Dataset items
========

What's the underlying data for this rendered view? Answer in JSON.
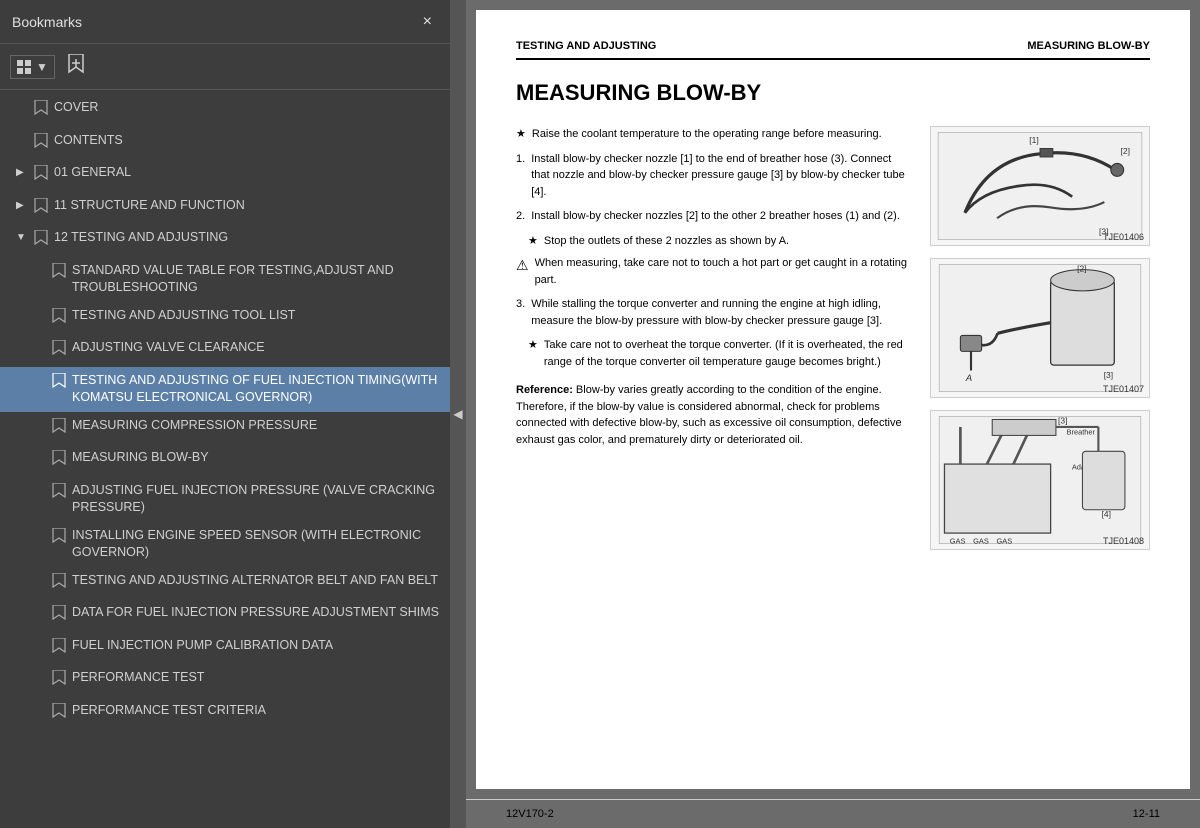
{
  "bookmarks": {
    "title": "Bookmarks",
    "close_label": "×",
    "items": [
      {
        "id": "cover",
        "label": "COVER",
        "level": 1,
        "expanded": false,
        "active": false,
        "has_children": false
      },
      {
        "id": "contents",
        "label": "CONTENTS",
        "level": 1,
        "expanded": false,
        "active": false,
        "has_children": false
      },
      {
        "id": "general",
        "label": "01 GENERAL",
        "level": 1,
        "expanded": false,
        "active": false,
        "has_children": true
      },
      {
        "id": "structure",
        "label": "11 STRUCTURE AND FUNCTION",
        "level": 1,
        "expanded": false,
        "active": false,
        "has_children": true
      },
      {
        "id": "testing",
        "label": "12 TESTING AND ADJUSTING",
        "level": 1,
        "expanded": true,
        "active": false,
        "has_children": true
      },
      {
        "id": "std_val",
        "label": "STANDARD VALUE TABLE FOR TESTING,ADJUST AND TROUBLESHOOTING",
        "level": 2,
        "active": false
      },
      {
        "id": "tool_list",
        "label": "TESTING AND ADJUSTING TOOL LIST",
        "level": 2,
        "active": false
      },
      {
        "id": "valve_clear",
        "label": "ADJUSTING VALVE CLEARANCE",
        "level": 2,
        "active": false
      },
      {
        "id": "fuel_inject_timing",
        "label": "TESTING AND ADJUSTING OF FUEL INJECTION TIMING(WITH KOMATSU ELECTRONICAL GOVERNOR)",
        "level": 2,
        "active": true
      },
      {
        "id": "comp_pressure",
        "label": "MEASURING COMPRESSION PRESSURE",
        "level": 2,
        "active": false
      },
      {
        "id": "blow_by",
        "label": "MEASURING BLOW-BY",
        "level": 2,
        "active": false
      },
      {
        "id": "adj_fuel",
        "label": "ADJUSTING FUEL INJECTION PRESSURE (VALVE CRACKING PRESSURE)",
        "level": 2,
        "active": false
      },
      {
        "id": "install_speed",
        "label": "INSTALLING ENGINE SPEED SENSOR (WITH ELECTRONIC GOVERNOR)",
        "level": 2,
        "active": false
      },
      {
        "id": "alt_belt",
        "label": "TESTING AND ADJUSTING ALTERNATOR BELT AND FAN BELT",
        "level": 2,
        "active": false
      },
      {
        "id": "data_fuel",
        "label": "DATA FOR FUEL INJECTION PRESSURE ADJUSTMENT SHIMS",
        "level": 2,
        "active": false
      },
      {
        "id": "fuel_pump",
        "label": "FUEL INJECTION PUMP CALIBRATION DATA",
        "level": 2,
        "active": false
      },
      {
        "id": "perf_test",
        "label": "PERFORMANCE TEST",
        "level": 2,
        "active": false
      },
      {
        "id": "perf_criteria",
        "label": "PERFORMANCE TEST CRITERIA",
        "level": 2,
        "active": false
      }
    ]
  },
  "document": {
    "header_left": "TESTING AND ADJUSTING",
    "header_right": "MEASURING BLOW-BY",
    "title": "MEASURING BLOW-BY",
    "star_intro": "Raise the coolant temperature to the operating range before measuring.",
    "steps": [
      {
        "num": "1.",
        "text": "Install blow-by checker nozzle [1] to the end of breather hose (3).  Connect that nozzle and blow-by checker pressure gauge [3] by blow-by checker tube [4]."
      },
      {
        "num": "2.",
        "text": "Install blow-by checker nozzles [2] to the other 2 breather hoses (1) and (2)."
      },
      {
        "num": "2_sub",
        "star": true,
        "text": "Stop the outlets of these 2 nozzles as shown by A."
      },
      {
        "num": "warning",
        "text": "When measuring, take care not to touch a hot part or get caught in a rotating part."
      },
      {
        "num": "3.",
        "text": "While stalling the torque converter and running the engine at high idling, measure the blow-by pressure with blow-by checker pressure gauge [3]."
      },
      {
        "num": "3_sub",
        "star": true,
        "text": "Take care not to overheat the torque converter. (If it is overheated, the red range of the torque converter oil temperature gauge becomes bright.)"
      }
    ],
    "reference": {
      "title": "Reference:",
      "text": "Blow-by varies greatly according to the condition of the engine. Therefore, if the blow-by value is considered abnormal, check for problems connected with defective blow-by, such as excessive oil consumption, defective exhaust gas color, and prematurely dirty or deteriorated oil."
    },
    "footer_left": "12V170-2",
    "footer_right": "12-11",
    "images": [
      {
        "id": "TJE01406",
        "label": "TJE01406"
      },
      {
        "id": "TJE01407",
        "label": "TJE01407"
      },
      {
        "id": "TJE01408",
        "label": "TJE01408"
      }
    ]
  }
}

========

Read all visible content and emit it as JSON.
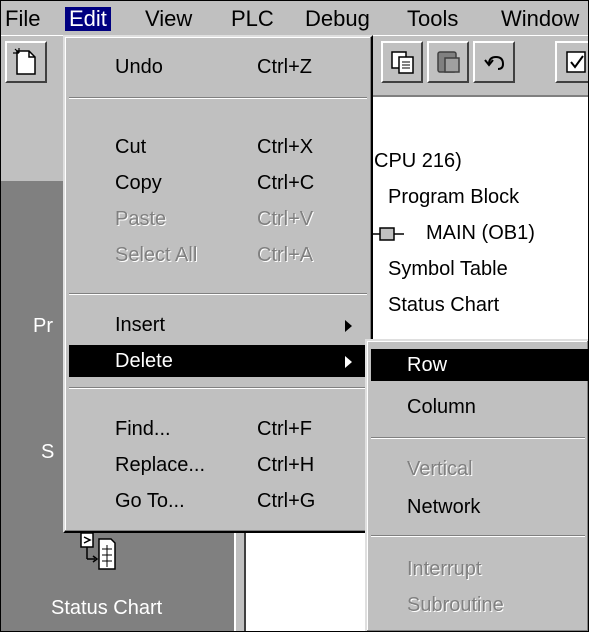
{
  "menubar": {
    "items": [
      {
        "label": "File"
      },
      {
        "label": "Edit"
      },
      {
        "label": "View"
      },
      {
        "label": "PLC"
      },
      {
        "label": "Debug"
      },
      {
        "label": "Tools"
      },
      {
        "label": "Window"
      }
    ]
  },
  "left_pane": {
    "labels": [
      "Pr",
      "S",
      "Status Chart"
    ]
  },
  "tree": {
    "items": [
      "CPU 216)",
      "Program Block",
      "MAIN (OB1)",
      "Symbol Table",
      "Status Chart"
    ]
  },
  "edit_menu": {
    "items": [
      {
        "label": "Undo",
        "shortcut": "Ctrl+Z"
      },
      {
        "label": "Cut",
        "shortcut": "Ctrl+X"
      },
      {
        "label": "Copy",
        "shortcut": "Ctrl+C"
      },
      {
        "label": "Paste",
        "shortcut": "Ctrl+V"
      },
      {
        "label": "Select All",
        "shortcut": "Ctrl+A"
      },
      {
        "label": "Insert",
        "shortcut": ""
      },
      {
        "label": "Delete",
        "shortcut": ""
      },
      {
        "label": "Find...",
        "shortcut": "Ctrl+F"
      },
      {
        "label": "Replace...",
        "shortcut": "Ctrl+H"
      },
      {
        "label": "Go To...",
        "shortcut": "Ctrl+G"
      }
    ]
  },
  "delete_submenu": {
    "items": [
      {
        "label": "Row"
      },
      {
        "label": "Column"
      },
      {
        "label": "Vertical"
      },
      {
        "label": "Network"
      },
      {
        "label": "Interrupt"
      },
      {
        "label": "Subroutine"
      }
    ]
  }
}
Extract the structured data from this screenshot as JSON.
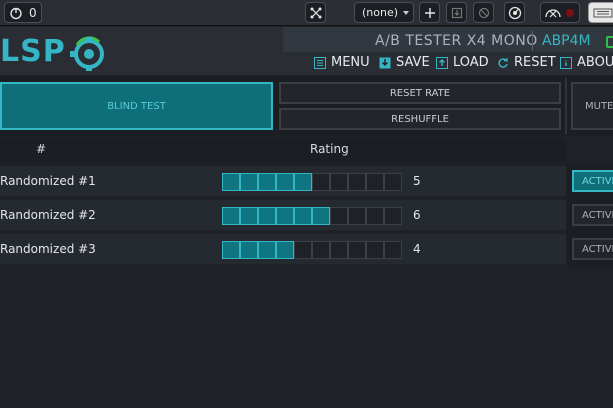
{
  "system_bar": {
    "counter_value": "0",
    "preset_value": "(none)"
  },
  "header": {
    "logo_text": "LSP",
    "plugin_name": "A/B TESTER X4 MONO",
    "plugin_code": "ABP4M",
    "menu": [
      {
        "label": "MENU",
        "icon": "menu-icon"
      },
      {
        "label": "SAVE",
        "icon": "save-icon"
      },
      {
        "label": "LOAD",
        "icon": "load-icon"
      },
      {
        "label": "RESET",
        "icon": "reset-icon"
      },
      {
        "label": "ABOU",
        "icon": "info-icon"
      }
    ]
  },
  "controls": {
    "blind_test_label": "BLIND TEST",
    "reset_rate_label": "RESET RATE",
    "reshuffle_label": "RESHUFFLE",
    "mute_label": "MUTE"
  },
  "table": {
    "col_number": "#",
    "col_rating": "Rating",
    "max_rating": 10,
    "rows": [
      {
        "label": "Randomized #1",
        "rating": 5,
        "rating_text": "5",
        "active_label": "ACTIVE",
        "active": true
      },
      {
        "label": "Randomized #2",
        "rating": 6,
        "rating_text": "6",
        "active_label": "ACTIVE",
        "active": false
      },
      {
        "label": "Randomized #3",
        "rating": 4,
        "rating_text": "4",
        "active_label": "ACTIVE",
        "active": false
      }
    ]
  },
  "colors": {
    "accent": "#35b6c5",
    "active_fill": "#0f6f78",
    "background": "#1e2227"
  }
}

========

### To do
Say how many lines in the records hold "PERFORMANCE", with the number as the whole reply.

### Solved problem
2